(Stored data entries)
(begin)

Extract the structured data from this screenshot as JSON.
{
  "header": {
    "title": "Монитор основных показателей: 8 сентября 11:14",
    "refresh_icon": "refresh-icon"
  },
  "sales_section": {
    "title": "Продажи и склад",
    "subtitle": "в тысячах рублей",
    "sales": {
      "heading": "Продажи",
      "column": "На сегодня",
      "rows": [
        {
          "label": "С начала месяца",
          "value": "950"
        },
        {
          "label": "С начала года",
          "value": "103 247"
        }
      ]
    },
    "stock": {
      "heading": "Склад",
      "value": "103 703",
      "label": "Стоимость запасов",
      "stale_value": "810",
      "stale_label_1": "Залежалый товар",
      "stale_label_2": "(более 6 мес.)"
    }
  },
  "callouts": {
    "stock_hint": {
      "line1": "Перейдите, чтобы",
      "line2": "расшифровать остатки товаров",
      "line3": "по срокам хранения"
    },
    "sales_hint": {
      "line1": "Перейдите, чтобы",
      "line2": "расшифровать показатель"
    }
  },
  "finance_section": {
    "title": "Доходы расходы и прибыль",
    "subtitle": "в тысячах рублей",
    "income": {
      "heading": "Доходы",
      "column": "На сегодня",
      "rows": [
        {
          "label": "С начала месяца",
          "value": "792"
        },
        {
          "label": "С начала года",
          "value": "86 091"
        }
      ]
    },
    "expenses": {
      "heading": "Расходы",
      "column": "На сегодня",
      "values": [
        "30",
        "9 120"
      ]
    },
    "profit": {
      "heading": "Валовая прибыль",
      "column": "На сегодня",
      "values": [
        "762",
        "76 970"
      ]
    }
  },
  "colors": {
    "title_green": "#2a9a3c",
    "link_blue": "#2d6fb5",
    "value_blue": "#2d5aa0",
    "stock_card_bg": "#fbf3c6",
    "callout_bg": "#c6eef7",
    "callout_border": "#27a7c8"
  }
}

(end)

» **TO BE DONE**:
Write out the entries above once more, without altering anything.

» **REPLY**:
Extract the structured data from this screenshot as JSON.
{
  "header": {
    "title": "Монитор основных показателей: 8 сентября 11:14",
    "refresh_icon": "refresh-icon"
  },
  "sales_section": {
    "title": "Продажи и склад",
    "subtitle": "в тысячах рублей",
    "sales": {
      "heading": "Продажи",
      "column": "На сегодня",
      "rows": [
        {
          "label": "С начала месяца",
          "value": "950"
        },
        {
          "label": "С начала года",
          "value": "103 247"
        }
      ]
    },
    "stock": {
      "heading": "Склад",
      "value": "103 703",
      "label": "Стоимость запасов",
      "stale_value": "810",
      "stale_label_1": "Залежалый товар",
      "stale_label_2": "(более 6 мес.)"
    }
  },
  "callouts": {
    "stock_hint": {
      "line1": "Перейдите, чтобы",
      "line2": "расшифровать остатки товаров",
      "line3": "по срокам хранения"
    },
    "sales_hint": {
      "line1": "Перейдите, чтобы",
      "line2": "расшифровать показатель"
    }
  },
  "finance_section": {
    "title": "Доходы расходы и прибыль",
    "subtitle": "в тысячах рублей",
    "income": {
      "heading": "Доходы",
      "column": "На сегодня",
      "rows": [
        {
          "label": "С начала месяца",
          "value": "792"
        },
        {
          "label": "С начала года",
          "value": "86 091"
        }
      ]
    },
    "expenses": {
      "heading": "Расходы",
      "column": "На сегодня",
      "values": [
        "30",
        "9 120"
      ]
    },
    "profit": {
      "heading": "Валовая прибыль",
      "column": "На сегодня",
      "values": [
        "762",
        "76 970"
      ]
    }
  },
  "colors": {
    "title_green": "#2a9a3c",
    "link_blue": "#2d6fb5",
    "value_blue": "#2d5aa0",
    "stock_card_bg": "#fbf3c6",
    "callout_bg": "#c6eef7",
    "callout_border": "#27a7c8"
  }
}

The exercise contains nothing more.